#### Written instruction:
Begin at the line below that contains "Transcribe the text in this document.". Repeat it and all remaining lines of the records exactly.

#### Data in this exercise:
--- START ---

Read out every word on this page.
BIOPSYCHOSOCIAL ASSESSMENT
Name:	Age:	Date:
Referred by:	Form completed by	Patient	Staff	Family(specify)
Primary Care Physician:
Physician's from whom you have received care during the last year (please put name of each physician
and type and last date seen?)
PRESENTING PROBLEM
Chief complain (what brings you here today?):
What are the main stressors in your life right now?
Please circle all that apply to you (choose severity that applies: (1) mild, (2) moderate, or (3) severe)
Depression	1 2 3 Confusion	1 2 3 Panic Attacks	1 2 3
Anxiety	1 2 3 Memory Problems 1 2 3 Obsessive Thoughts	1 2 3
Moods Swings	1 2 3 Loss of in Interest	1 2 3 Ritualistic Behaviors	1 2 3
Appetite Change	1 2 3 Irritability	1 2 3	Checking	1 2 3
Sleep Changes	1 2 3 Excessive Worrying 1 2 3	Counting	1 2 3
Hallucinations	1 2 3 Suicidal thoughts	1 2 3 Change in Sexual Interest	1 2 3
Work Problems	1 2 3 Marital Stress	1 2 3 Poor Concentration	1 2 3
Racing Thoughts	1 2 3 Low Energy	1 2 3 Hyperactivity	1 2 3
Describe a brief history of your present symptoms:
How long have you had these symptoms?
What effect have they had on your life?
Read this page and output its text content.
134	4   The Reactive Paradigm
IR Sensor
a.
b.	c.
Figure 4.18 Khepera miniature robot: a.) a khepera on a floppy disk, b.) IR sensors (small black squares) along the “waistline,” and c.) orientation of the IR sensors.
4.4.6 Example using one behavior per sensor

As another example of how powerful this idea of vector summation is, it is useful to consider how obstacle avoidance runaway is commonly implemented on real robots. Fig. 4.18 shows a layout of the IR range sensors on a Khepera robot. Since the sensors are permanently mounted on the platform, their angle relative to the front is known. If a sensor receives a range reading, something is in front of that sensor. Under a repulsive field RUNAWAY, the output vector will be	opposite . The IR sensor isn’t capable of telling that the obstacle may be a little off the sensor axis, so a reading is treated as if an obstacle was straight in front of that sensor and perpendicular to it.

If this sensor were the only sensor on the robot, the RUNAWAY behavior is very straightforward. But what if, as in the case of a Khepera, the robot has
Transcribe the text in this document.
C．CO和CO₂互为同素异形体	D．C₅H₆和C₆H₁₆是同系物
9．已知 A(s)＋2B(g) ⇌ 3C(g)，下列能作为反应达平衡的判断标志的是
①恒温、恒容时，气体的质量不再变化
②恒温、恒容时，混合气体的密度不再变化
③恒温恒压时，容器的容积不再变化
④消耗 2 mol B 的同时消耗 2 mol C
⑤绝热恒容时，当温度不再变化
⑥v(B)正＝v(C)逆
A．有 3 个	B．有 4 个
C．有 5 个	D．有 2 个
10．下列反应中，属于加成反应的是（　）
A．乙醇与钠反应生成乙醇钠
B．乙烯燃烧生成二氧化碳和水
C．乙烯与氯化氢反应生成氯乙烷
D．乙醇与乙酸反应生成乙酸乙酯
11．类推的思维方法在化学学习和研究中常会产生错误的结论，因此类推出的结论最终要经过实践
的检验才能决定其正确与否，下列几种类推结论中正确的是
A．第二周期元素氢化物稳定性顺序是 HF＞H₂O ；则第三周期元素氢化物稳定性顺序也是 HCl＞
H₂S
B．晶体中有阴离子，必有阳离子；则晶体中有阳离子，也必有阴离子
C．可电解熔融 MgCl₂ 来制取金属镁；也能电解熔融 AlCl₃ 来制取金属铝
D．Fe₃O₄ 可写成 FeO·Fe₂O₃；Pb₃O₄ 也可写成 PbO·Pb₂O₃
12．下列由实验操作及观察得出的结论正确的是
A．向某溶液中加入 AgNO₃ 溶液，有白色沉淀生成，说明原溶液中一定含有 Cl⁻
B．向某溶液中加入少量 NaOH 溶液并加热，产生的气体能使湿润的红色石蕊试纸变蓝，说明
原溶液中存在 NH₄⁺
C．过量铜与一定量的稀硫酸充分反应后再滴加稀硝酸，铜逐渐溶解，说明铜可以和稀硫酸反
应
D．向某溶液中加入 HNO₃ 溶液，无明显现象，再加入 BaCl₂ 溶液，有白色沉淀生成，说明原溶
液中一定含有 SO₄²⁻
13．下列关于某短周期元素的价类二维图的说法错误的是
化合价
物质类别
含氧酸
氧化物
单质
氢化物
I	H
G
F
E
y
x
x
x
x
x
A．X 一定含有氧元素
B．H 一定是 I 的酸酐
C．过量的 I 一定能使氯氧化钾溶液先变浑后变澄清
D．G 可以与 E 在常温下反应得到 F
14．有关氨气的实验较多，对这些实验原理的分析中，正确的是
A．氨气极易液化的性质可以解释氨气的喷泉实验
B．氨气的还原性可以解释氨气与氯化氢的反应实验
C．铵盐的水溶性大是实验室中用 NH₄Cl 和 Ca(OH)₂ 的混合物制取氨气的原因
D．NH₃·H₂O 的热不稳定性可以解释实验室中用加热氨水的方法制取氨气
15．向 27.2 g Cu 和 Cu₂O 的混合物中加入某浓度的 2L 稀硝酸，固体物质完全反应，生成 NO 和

--- END ---

#### Task response:
Transcribe the text in this document.
C．CO和CO₂互为同素异形体	D．C₅H₆和C₆H₁₆是同系物
9．已知 A(s)＋2B(g) ⇌ 3C(g)，下列能作为反应达平衡的判断标志的是
①恒温、恒容时，气体的质量不再变化
②恒温、恒容时，混合气体的密度不再变化
③恒温恒压时，容器的容积不再变化
④消耗 2 mol B 的同时消耗 2 mol C
⑤绝热恒容时，当温度不再变化
⑥v(B)正＝v(C)逆
A．有 3 个	B．有 4 个
C．有 5 个	D．有 2 个
10．下列反应中，属于加成反应的是（　）
A．乙醇与钠反应生成乙醇钠
B．乙烯燃烧生成二氧化碳和水
C．乙烯与氯化氢反应生成氯乙烷
D．乙醇与乙酸反应生成乙酸乙酯
11．类推的思维方法在化学学习和研究中常会产生错误的结论，因此类推出的结论最终要经过实践
的检验才能决定其正确与否，下列几种类推结论中正确的是
A．第二周期元素氢化物稳定性顺序是 HF＞H₂O ；则第三周期元素氢化物稳定性顺序也是 HCl＞
H₂S
B．晶体中有阴离子，必有阳离子；则晶体中有阳离子，也必有阴离子
C．可电解熔融 MgCl₂ 来制取金属镁；也能电解熔融 AlCl₃ 来制取金属铝
D．Fe₃O₄ 可写成 FeO·Fe₂O₃；Pb₃O₄ 也可写成 PbO·Pb₂O₃
12．下列由实验操作及观察得出的结论正确的是
A．向某溶液中加入 AgNO₃ 溶液，有白色沉淀生成，说明原溶液中一定含有 Cl⁻
B．向某溶液中加入少量 NaOH 溶液并加热，产生的气体能使湿润的红色石蕊试纸变蓝，说明
原溶液中存在 NH₄⁺
C．过量铜与一定量的稀硫酸充分反应后再滴加稀硝酸，铜逐渐溶解，说明铜可以和稀硫酸反
应
D．向某溶液中加入 HNO₃ 溶液，无明显现象，再加入 BaCl₂ 溶液，有白色沉淀生成，说明原溶
液中一定含有 SO₄²⁻
13．下列关于某短周期元素的价类二维图的说法错误的是
化合价
物质类别
含氧酸
氧化物
单质
氢化物
I	H
G
F
E
y
x
x
x
x
x
A．X 一定含有氧元素
B．H 一定是 I 的酸酐
C．过量的 I 一定能使氯氧化钾溶液先变浑后变澄清
D．G 可以与 E 在常温下反应得到 F
14．有关氨气的实验较多，对这些实验原理的分析中，正确的是
A．氨气极易液化的性质可以解释氨气的喷泉实验
B．氨气的还原性可以解释氨气与氯化氢的反应实验
C．铵盐的水溶性大是实验室中用 NH₄Cl 和 Ca(OH)₂ 的混合物制取氨气的原因
D．NH₃·H₂O 的热不稳定性可以解释实验室中用加热氨水的方法制取氨气
15．向 27.2 g Cu 和 Cu₂O 的混合物中加入某浓度的 2L 稀硝酸，固体物质完全反应，生成 NO 和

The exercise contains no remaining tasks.